** Task brief **
All of the data below is to be output exactly as written.

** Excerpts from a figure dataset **
[Start of section]
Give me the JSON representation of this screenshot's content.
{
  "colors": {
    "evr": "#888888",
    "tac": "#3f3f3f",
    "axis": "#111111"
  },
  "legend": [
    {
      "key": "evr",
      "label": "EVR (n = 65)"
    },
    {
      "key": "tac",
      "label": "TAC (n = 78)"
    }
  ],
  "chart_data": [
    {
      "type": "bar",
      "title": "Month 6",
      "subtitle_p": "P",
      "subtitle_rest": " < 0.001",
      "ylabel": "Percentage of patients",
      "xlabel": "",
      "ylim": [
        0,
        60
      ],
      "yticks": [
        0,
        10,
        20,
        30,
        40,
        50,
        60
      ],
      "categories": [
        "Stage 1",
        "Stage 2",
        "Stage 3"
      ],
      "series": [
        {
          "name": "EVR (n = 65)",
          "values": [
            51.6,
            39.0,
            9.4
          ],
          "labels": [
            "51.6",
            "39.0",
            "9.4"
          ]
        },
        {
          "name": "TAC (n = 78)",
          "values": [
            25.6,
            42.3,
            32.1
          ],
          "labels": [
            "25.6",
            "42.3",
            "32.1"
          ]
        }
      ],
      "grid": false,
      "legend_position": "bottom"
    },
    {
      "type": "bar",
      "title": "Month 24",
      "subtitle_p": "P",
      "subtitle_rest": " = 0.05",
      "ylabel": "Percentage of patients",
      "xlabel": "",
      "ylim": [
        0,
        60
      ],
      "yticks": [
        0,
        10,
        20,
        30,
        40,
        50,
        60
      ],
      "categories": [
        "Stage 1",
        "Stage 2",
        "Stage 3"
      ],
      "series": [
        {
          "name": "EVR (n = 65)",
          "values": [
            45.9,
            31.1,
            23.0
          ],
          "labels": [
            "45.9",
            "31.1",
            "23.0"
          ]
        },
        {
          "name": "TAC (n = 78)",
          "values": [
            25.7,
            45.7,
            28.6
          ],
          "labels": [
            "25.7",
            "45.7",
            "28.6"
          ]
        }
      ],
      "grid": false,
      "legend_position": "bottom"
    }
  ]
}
[End of section]
** Response to this task **
Give me the JSON representation of this screenshot's content.
{
  "colors": {
    "evr": "#888888",
    "tac": "#3f3f3f",
    "axis": "#111111"
  },
  "legend": [
    {
      "key": "evr",
      "label": "EVR (n = 65)"
    },
    {
      "key": "tac",
      "label": "TAC (n = 78)"
    }
  ],
  "chart_data": [
    {
      "type": "bar",
      "title": "Month 6",
      "subtitle_p": "P",
      "subtitle_rest": " < 0.001",
      "ylabel": "Percentage of patients",
      "xlabel": "",
      "ylim": [
        0,
        60
      ],
      "yticks": [
        0,
        10,
        20,
        30,
        40,
        50,
        60
      ],
      "categories": [
        "Stage 1",
        "Stage 2",
        "Stage 3"
      ],
      "series": [
        {
          "name": "EVR (n = 65)",
          "values": [
            51.6,
            39.0,
            9.4
          ],
          "labels": [
            "51.6",
            "39.0",
            "9.4"
          ]
        },
        {
          "name": "TAC (n = 78)",
          "values": [
            25.6,
            42.3,
            32.1
          ],
          "labels": [
            "25.6",
            "42.3",
            "32.1"
          ]
        }
      ],
      "grid": false,
      "legend_position": "bottom"
    },
    {
      "type": "bar",
      "title": "Month 24",
      "subtitle_p": "P",
      "subtitle_rest": " = 0.05",
      "ylabel": "Percentage of patients",
      "xlabel": "",
      "ylim": [
        0,
        60
      ],
      "yticks": [
        0,
        10,
        20,
        30,
        40,
        50,
        60
      ],
      "categories": [
        "Stage 1",
        "Stage 2",
        "Stage 3"
      ],
      "series": [
        {
          "name": "EVR (n = 65)",
          "values": [
            45.9,
            31.1,
            23.0
          ],
          "labels": [
            "45.9",
            "31.1",
            "23.0"
          ]
        },
        {
          "name": "TAC (n = 78)",
          "values": [
            25.7,
            45.7,
            28.6
          ],
          "labels": [
            "25.7",
            "45.7",
            "28.6"
          ]
        }
      ],
      "grid": false,
      "legend_position": "bottom"
    }
  ]
}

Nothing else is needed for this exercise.